## Work required
Out of the lines below, please list those that hold the string "type".

Extracted data entries
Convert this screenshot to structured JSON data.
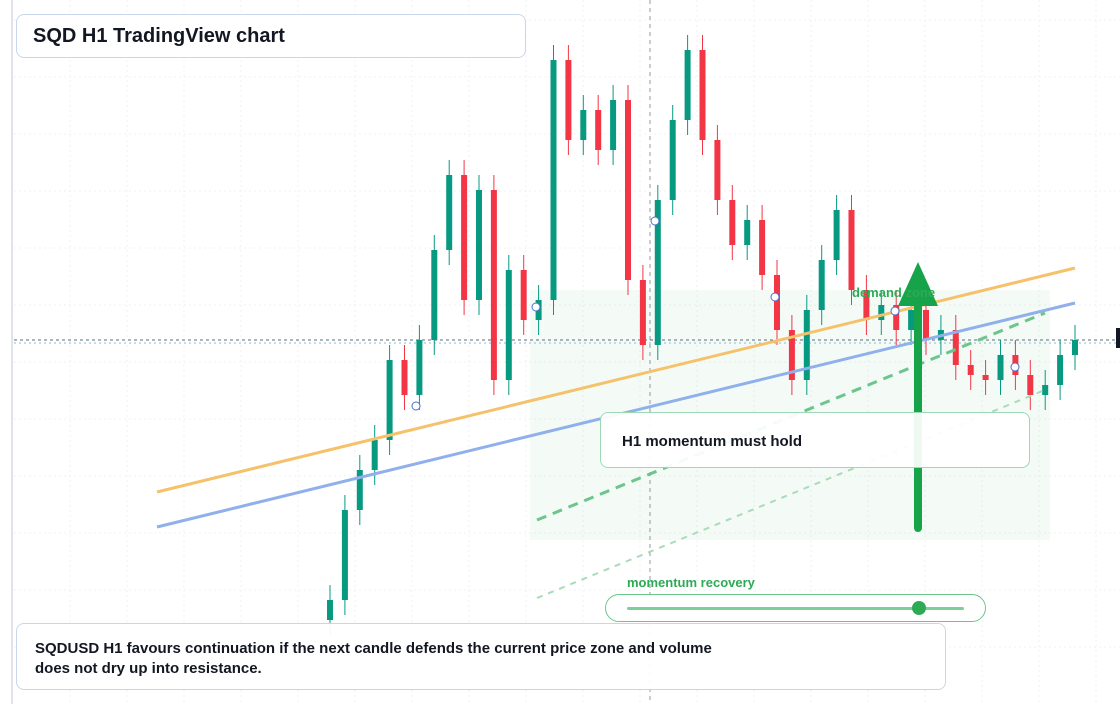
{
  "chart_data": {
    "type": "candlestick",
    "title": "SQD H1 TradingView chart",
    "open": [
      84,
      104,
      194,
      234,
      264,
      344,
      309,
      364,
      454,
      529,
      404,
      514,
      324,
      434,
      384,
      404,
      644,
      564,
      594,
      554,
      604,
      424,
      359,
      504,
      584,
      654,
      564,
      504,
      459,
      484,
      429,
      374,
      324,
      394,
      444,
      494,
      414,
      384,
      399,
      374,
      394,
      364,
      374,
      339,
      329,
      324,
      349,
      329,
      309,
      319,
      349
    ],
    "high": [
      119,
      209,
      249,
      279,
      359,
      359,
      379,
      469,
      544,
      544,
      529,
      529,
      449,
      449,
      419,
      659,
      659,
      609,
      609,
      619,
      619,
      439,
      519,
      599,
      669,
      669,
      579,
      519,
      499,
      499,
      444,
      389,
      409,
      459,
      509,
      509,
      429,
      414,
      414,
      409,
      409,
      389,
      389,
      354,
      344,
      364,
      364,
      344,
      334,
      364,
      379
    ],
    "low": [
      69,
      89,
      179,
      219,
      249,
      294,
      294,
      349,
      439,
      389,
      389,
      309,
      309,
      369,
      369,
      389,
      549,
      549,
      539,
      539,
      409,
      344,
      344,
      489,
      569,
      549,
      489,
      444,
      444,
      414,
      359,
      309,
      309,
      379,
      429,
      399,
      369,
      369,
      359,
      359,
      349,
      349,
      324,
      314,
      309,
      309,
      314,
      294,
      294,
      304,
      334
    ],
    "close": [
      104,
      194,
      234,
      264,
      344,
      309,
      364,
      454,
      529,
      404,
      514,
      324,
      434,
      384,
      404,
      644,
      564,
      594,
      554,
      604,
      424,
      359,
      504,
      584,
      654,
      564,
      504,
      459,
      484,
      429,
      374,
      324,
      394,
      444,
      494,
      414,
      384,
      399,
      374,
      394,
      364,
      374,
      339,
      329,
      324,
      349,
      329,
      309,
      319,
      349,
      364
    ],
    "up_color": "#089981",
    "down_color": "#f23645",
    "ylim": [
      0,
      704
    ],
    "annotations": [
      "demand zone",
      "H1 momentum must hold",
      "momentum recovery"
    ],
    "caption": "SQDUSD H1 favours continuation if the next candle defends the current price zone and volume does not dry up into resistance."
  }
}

--

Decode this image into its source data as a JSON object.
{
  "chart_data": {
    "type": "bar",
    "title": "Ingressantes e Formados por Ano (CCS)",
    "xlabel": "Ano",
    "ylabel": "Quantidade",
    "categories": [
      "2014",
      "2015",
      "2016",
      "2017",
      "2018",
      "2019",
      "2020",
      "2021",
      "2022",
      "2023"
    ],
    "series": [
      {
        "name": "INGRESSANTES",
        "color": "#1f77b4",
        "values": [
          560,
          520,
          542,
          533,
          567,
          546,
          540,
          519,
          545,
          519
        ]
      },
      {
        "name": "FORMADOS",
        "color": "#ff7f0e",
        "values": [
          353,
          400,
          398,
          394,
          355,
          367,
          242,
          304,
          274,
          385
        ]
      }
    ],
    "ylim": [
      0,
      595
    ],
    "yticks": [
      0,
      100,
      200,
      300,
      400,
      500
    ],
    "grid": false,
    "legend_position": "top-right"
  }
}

==

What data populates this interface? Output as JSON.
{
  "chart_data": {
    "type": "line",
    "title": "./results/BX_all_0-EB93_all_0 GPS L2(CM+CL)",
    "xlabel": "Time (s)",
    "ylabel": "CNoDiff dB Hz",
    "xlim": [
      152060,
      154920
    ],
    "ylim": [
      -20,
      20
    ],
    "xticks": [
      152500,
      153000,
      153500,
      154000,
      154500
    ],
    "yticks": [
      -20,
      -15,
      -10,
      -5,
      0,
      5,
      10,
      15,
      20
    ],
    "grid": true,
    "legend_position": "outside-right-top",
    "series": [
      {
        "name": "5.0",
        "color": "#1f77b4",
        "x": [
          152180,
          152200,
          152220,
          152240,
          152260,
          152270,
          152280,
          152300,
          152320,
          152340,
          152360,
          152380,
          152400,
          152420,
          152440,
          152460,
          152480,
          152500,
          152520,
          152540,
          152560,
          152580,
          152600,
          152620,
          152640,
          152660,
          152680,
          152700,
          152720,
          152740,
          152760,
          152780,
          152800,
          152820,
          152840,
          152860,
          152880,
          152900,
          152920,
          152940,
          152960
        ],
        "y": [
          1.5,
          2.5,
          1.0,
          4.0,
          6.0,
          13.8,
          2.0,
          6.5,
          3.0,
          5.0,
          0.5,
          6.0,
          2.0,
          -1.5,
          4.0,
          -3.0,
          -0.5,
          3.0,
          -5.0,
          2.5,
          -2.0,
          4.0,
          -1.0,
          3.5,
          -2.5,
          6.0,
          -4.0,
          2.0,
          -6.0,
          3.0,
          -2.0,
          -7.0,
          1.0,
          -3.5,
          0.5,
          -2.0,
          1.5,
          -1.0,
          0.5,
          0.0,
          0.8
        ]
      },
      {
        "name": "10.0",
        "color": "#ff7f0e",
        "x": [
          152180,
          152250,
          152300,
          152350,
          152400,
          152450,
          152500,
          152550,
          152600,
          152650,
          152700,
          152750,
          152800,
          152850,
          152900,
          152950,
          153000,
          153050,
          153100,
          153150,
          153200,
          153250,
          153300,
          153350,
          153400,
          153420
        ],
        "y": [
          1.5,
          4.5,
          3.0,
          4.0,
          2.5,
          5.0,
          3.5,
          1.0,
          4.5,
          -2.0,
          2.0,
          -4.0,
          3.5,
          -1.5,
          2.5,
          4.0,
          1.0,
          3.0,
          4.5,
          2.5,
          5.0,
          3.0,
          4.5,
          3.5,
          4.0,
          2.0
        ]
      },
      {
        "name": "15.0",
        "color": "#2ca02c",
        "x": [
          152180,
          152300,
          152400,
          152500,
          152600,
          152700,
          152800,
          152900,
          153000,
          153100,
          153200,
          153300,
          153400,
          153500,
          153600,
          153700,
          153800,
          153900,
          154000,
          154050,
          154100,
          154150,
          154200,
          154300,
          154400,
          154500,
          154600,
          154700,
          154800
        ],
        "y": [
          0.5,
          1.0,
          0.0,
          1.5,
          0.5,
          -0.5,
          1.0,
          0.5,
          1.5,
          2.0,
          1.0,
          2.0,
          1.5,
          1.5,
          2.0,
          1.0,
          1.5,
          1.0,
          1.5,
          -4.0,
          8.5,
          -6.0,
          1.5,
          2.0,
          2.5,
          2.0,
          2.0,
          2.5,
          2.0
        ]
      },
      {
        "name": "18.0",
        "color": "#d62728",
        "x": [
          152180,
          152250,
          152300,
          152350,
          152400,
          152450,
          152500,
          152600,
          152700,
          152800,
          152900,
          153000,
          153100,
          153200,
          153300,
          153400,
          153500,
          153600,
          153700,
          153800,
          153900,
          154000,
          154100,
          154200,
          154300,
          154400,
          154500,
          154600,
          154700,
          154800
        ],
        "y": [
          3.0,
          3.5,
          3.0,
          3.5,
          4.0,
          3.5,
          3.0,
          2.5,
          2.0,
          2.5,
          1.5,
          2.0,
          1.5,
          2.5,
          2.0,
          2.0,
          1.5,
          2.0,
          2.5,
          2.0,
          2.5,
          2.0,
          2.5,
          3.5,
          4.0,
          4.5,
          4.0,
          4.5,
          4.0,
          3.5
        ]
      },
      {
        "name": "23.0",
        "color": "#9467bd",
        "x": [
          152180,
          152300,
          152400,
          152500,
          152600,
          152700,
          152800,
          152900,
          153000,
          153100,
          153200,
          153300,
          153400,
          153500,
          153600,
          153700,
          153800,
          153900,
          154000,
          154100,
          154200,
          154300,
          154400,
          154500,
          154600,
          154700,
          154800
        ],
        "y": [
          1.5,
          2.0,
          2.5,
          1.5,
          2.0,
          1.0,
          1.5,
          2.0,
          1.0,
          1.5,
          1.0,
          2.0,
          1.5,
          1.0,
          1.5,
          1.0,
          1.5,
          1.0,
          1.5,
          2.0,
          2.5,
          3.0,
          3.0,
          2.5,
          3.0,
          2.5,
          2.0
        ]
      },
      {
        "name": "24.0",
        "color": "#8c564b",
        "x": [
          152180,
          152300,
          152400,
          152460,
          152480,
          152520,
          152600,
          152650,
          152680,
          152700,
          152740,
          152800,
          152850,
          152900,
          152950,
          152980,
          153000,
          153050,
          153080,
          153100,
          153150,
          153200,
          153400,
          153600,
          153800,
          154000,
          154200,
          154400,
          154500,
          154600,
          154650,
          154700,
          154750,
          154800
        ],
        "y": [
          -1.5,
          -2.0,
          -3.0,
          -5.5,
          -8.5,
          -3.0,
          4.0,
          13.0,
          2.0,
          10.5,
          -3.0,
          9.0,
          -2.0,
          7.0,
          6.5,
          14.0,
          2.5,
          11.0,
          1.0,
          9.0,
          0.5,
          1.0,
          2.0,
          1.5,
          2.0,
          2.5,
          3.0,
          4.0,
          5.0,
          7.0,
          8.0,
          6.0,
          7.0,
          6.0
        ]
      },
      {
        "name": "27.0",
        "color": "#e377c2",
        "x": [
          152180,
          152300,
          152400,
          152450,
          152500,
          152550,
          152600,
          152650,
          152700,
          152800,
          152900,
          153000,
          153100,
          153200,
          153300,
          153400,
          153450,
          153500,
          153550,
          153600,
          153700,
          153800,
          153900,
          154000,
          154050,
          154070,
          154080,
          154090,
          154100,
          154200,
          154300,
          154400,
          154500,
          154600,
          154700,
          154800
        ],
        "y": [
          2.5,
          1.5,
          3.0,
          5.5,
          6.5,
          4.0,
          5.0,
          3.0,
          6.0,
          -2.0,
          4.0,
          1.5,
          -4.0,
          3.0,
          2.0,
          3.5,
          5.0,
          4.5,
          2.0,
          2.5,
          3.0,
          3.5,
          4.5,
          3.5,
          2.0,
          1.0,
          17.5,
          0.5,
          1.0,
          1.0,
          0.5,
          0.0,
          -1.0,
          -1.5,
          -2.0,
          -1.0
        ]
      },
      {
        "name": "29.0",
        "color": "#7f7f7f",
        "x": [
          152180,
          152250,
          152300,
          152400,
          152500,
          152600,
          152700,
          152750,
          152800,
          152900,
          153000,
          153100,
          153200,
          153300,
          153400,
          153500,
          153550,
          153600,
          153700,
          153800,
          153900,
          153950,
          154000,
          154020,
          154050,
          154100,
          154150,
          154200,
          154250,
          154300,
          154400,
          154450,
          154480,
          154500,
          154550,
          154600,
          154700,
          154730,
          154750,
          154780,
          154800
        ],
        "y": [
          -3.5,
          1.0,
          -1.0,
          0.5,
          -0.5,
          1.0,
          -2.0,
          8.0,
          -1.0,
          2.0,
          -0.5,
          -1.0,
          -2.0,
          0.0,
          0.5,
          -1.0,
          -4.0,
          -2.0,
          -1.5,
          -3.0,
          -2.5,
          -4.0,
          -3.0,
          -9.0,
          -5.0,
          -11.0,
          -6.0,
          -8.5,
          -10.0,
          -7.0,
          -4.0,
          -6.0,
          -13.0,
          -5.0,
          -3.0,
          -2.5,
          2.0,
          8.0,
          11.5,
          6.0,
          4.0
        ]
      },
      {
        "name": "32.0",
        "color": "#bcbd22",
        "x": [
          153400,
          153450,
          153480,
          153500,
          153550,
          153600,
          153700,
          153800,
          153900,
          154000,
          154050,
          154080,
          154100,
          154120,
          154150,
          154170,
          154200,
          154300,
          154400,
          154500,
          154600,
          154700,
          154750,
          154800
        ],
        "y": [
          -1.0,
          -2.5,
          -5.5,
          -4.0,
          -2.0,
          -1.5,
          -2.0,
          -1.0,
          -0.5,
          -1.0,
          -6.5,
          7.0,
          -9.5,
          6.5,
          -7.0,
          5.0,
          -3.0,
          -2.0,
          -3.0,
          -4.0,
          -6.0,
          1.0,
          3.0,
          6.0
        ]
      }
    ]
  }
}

## Solution
    "type": "candlestick",
    "type": "bar",
    "type": "line",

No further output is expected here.